§ **Exercise details**
Return the listing below word for word.

┌──

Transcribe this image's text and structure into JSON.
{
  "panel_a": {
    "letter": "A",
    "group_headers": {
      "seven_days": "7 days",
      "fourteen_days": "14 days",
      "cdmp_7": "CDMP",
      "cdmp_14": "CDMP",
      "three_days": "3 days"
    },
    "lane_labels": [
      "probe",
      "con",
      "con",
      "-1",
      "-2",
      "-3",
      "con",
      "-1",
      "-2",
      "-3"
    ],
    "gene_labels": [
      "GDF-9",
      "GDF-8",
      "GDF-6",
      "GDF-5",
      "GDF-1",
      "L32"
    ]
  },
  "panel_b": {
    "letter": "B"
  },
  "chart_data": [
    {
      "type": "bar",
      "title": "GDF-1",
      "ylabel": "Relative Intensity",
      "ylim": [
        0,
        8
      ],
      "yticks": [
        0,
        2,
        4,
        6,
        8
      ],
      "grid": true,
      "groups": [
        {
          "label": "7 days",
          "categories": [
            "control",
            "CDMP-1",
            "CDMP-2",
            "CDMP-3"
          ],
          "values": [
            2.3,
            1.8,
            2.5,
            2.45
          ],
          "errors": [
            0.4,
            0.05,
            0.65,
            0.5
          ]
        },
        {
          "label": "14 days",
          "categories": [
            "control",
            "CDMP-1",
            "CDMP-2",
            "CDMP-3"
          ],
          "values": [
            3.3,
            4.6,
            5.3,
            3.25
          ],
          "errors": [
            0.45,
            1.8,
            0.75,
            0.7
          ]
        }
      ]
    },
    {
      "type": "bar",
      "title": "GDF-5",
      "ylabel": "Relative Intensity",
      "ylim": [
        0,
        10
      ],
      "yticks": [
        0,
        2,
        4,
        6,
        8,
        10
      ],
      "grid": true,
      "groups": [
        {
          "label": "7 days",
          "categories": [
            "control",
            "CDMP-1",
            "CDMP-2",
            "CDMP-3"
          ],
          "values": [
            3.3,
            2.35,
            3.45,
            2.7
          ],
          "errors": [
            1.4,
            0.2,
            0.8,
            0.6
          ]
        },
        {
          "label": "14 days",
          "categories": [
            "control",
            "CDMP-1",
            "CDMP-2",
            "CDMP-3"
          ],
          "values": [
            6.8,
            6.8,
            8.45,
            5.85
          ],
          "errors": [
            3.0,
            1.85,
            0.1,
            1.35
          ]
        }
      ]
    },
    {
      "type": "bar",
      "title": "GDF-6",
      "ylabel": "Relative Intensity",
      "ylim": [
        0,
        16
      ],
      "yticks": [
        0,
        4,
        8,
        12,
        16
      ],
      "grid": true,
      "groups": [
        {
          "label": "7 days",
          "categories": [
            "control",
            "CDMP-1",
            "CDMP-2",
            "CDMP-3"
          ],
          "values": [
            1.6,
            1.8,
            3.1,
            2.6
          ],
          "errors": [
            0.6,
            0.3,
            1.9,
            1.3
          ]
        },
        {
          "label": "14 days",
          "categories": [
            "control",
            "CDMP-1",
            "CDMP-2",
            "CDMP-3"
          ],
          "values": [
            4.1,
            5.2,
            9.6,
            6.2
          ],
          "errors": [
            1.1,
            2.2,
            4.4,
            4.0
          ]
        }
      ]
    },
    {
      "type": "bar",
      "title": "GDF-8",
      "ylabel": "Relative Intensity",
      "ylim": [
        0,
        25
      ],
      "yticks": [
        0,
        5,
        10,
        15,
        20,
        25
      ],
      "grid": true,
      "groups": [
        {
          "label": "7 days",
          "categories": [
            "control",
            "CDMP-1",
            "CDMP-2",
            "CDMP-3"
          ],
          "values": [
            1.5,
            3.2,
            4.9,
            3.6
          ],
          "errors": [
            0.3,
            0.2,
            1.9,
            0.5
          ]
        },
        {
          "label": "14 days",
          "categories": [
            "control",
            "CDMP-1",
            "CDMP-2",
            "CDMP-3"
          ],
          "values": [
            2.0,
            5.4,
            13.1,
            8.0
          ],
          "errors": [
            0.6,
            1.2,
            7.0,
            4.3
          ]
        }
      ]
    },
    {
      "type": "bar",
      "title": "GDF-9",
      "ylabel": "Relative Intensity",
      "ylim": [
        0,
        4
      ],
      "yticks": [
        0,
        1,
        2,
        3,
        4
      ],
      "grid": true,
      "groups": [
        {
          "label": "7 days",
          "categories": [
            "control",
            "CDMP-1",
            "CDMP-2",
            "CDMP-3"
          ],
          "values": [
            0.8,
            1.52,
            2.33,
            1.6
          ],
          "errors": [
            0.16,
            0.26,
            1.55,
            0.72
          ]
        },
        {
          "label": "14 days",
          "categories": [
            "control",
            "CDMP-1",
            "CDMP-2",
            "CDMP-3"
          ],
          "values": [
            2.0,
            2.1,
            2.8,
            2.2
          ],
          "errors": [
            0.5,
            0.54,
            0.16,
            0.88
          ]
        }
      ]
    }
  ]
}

└──

§ **Result for this exercise**
Transcribe this image's text and structure into JSON.
{
  "panel_a": {
    "letter": "A",
    "group_headers": {
      "seven_days": "7 days",
      "fourteen_days": "14 days",
      "cdmp_7": "CDMP",
      "cdmp_14": "CDMP",
      "three_days": "3 days"
    },
    "lane_labels": [
      "probe",
      "con",
      "con",
      "-1",
      "-2",
      "-3",
      "con",
      "-1",
      "-2",
      "-3"
    ],
    "gene_labels": [
      "GDF-9",
      "GDF-8",
      "GDF-6",
      "GDF-5",
      "GDF-1",
      "L32"
    ]
  },
  "panel_b": {
    "letter": "B"
  },
  "chart_data": [
    {
      "type": "bar",
      "title": "GDF-1",
      "ylabel": "Relative Intensity",
      "ylim": [
        0,
        8
      ],
      "yticks": [
        0,
        2,
        4,
        6,
        8
      ],
      "grid": true,
      "groups": [
        {
          "label": "7 days",
          "categories": [
            "control",
            "CDMP-1",
            "CDMP-2",
            "CDMP-3"
          ],
          "values": [
            2.3,
            1.8,
            2.5,
            2.45
          ],
          "errors": [
            0.4,
            0.05,
            0.65,
            0.5
          ]
        },
        {
          "label": "14 days",
          "categories": [
            "control",
            "CDMP-1",
            "CDMP-2",
            "CDMP-3"
          ],
          "values": [
            3.3,
            4.6,
            5.3,
            3.25
          ],
          "errors": [
            0.45,
            1.8,
            0.75,
            0.7
          ]
        }
      ]
    },
    {
      "type": "bar",
      "title": "GDF-5",
      "ylabel": "Relative Intensity",
      "ylim": [
        0,
        10
      ],
      "yticks": [
        0,
        2,
        4,
        6,
        8,
        10
      ],
      "grid": true,
      "groups": [
        {
          "label": "7 days",
          "categories": [
            "control",
            "CDMP-1",
            "CDMP-2",
            "CDMP-3"
          ],
          "values": [
            3.3,
            2.35,
            3.45,
            2.7
          ],
          "errors": [
            1.4,
            0.2,
            0.8,
            0.6
          ]
        },
        {
          "label": "14 days",
          "categories": [
            "control",
            "CDMP-1",
            "CDMP-2",
            "CDMP-3"
          ],
          "values": [
            6.8,
            6.8,
            8.45,
            5.85
          ],
          "errors": [
            3.0,
            1.85,
            0.1,
            1.35
          ]
        }
      ]
    },
    {
      "type": "bar",
      "title": "GDF-6",
      "ylabel": "Relative Intensity",
      "ylim": [
        0,
        16
      ],
      "yticks": [
        0,
        4,
        8,
        12,
        16
      ],
      "grid": true,
      "groups": [
        {
          "label": "7 days",
          "categories": [
            "control",
            "CDMP-1",
            "CDMP-2",
            "CDMP-3"
          ],
          "values": [
            1.6,
            1.8,
            3.1,
            2.6
          ],
          "errors": [
            0.6,
            0.3,
            1.9,
            1.3
          ]
        },
        {
          "label": "14 days",
          "categories": [
            "control",
            "CDMP-1",
            "CDMP-2",
            "CDMP-3"
          ],
          "values": [
            4.1,
            5.2,
            9.6,
            6.2
          ],
          "errors": [
            1.1,
            2.2,
            4.4,
            4.0
          ]
        }
      ]
    },
    {
      "type": "bar",
      "title": "GDF-8",
      "ylabel": "Relative Intensity",
      "ylim": [
        0,
        25
      ],
      "yticks": [
        0,
        5,
        10,
        15,
        20,
        25
      ],
      "grid": true,
      "groups": [
        {
          "label": "7 days",
          "categories": [
            "control",
            "CDMP-1",
            "CDMP-2",
            "CDMP-3"
          ],
          "values": [
            1.5,
            3.2,
            4.9,
            3.6
          ],
          "errors": [
            0.3,
            0.2,
            1.9,
            0.5
          ]
        },
        {
          "label": "14 days",
          "categories": [
            "control",
            "CDMP-1",
            "CDMP-2",
            "CDMP-3"
          ],
          "values": [
            2.0,
            5.4,
            13.1,
            8.0
          ],
          "errors": [
            0.6,
            1.2,
            7.0,
            4.3
          ]
        }
      ]
    },
    {
      "type": "bar",
      "title": "GDF-9",
      "ylabel": "Relative Intensity",
      "ylim": [
        0,
        4
      ],
      "yticks": [
        0,
        1,
        2,
        3,
        4
      ],
      "grid": true,
      "groups": [
        {
          "label": "7 days",
          "categories": [
            "control",
            "CDMP-1",
            "CDMP-2",
            "CDMP-3"
          ],
          "values": [
            0.8,
            1.52,
            2.33,
            1.6
          ],
          "errors": [
            0.16,
            0.26,
            1.55,
            0.72
          ]
        },
        {
          "label": "14 days",
          "categories": [
            "control",
            "CDMP-1",
            "CDMP-2",
            "CDMP-3"
          ],
          "values": [
            2.0,
            2.1,
            2.8,
            2.2
          ],
          "errors": [
            0.5,
            0.54,
            0.16,
            0.88
          ]
        }
      ]
    }
  ]
}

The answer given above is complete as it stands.